─── Предложенный текст

Первое, навскидку, это то, что нет в Православной Церкви на службе музыкальных инструментов. Органа, гитары, мандолины, барабана и прочее. Нет. А почему? А потому что, раз уже есть все в самом человеке – участнике богослужения, то ничего больше не надо. В какие еще кимвалы бить, если есть язык, работающий, как кимвал? Зачем еще орган, если легкие делают свою работу постоянно? И какие арфы с гитарами могут заменить сложнейшее устройство человеческого голоса с натянутыми струнами голосовых связок? Все есть, и ничего не добавишь. Поющий человек – самое сложное музыкальное устройство. Есть у нас только колокол, но он снаружи звонит, созывая на службу, а не внутри храма.
Еще важно то, что человек, воспринимаемый как музыкальный инструмент, должен отдать себя в руки Бога. В таком случае его жизнь способна зазвучать. Дух Святой – Музыкант искусный, а человек, как сказано, инструмент тонкий. В случае покорности человека Богу, Господь, словно водя пальцами по струнам, извлечет из человека мелодию жизни. Жития святых – это так же партитуры, а не только иконы. Воля, память, воображение, ум и совесть вкупе с пятью телесными чувствами (слух, вкус, осязание, зрение, обоняние) составят, в случае святости, десятиструнную псалтирь, на которой и будет пропета Богу новая песнь.
Когда Давид говорит «воспойте Господу песнь нову», он менее всего говорит о новой мелодии, или аранжировке старого музыкального текста, или новом тексте для песни. Царь-пророк говорит о том, что человек сам должен стать лютней, колоколом, скрипкой… Одушевленным инструментом. Пусть Бог играет на нем, и пусть эту музыку многие слышат. Слышал же Пифагор музыку, издаваемую вращающимися и движущимися светилами и планетами. Если бездушное небесное тело, вращаясь и двигаясь, звучит (а оно звучит!), то тем более разумный человек. Он, живя, звучит. Думая, говоря, совершая различные поступки, он звучит. И не говорим ли мы привычно, что жизнь его, или ее, звучит, как песня?
На прощанье хотелось бы пожелать практически исполнять заповедь «пойте Богу нашему, пойте». Святейший Патриарх неоднократно указывал на необходимость общецерковного пения на службах. Начинать следует с Евхаристического канона. Далее – ектении, антифоны и так далее. Нужно выйти за скудные пределы одних лишь Верую и Отче наш, которые поются традиционно всеми. Нужно больше. Нужно вообще петь. Ведь если за праздничным столом никто не затянет общеизвестную песню или же если кто-то затянет, но никто не подхватит, то это явный признак умирания народа. Народ, переставший петь, это народ, стоящий на краю общей могилы.

──────
─── Исходные данные

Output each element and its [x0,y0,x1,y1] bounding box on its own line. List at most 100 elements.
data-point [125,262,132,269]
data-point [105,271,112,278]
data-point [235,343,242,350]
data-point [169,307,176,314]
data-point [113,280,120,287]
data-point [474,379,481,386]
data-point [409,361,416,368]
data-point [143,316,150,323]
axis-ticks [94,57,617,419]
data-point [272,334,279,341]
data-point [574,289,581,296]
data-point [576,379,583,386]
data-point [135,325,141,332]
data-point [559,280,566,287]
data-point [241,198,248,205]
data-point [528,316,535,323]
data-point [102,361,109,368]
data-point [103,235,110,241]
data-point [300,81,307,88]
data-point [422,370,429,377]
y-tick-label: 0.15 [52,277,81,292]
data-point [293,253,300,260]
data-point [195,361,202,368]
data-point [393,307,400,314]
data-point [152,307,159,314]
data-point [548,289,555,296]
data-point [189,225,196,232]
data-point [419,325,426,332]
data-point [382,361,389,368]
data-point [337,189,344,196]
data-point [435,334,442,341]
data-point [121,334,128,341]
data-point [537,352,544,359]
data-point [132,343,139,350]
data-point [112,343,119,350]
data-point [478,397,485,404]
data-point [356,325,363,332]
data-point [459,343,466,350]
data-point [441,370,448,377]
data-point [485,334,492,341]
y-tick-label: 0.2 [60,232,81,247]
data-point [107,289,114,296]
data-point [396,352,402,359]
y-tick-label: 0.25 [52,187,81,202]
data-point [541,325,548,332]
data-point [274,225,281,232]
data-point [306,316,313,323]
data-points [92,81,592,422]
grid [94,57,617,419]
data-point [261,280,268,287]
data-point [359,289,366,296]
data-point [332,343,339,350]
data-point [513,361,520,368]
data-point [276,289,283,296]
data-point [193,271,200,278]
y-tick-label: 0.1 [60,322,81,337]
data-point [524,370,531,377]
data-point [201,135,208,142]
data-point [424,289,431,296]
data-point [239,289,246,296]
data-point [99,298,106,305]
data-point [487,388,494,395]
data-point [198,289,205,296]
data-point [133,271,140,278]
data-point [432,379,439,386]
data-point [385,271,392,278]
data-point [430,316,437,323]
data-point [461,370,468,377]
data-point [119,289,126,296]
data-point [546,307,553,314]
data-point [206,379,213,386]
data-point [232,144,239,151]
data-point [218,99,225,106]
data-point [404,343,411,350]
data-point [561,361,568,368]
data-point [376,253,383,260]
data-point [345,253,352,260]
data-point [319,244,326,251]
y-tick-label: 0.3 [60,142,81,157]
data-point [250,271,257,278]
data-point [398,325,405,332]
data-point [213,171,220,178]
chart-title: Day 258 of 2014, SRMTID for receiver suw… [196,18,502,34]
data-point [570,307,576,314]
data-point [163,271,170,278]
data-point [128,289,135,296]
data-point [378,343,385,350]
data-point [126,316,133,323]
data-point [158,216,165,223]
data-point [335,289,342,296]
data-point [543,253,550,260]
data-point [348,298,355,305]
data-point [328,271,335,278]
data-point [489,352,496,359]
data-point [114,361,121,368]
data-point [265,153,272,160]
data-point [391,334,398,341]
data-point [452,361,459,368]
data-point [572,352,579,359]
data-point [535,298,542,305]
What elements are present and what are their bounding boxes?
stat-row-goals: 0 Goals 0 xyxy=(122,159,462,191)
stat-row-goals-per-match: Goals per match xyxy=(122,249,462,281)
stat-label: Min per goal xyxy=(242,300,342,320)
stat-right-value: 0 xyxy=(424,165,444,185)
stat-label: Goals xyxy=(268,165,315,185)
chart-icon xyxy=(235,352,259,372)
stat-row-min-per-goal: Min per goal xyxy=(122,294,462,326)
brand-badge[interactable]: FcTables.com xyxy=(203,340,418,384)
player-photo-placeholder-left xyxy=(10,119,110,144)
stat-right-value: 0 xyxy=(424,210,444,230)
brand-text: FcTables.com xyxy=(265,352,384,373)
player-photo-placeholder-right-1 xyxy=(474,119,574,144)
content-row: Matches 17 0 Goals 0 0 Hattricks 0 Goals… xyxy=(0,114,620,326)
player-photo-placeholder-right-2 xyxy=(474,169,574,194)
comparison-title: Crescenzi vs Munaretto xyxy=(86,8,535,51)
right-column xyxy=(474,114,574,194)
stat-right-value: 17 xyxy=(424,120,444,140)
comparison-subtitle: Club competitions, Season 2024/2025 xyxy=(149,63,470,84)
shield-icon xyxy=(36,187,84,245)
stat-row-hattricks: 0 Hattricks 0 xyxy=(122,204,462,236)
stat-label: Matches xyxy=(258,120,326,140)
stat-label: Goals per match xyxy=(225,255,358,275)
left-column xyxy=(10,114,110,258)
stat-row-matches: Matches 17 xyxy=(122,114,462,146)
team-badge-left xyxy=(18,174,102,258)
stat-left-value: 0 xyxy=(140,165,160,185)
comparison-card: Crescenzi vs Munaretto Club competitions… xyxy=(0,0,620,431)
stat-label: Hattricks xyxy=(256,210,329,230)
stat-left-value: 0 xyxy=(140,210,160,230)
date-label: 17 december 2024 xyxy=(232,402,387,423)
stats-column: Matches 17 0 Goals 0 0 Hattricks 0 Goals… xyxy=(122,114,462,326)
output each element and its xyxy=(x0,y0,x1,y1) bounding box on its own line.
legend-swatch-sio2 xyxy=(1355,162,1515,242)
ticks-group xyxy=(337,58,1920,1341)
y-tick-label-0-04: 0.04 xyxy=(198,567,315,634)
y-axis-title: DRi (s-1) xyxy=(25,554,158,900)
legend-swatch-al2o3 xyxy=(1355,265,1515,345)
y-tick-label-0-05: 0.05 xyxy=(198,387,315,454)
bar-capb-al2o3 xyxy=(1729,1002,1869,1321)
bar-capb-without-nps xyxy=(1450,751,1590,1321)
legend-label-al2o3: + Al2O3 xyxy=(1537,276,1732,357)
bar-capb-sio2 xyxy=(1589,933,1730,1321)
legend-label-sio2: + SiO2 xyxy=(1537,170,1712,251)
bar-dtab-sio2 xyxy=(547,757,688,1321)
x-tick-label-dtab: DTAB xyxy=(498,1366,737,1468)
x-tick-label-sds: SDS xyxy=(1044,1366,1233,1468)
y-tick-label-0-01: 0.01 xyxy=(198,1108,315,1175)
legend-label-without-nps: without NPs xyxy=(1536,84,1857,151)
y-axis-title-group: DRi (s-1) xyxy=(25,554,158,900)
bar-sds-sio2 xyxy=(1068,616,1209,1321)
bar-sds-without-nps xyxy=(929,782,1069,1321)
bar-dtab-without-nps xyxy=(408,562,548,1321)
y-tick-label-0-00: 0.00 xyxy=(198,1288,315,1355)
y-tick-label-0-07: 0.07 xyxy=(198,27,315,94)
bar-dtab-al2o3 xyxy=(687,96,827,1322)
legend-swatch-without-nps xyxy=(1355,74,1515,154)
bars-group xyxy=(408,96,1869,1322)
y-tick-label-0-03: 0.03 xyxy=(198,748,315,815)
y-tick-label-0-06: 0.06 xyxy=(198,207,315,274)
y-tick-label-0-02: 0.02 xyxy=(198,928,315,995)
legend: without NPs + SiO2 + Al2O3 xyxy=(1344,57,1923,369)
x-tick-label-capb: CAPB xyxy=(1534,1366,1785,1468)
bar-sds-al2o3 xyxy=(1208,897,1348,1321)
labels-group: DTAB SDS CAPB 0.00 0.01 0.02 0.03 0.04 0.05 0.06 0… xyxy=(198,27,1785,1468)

──────

Условие задания ::
Ответьте по предложенному тексту:
(а) Какой инструмент, по тексту, всё же есть у Православной Церкви и где он звонит?
(б) Что вместе с пятью телесными чувствами составит, в случае святости, десятиструнную псалтирь?
(в) С чего следует начинать общецерковное пение на службах?
Данные здесь не понадобятся.

Решение задачи ::
(а) Колокол; он звонит снаружи, созывая на службу, а не внутри храма.
(б) Воля, память, воображение, ум и совесть.
(в) С Евхаристического канона.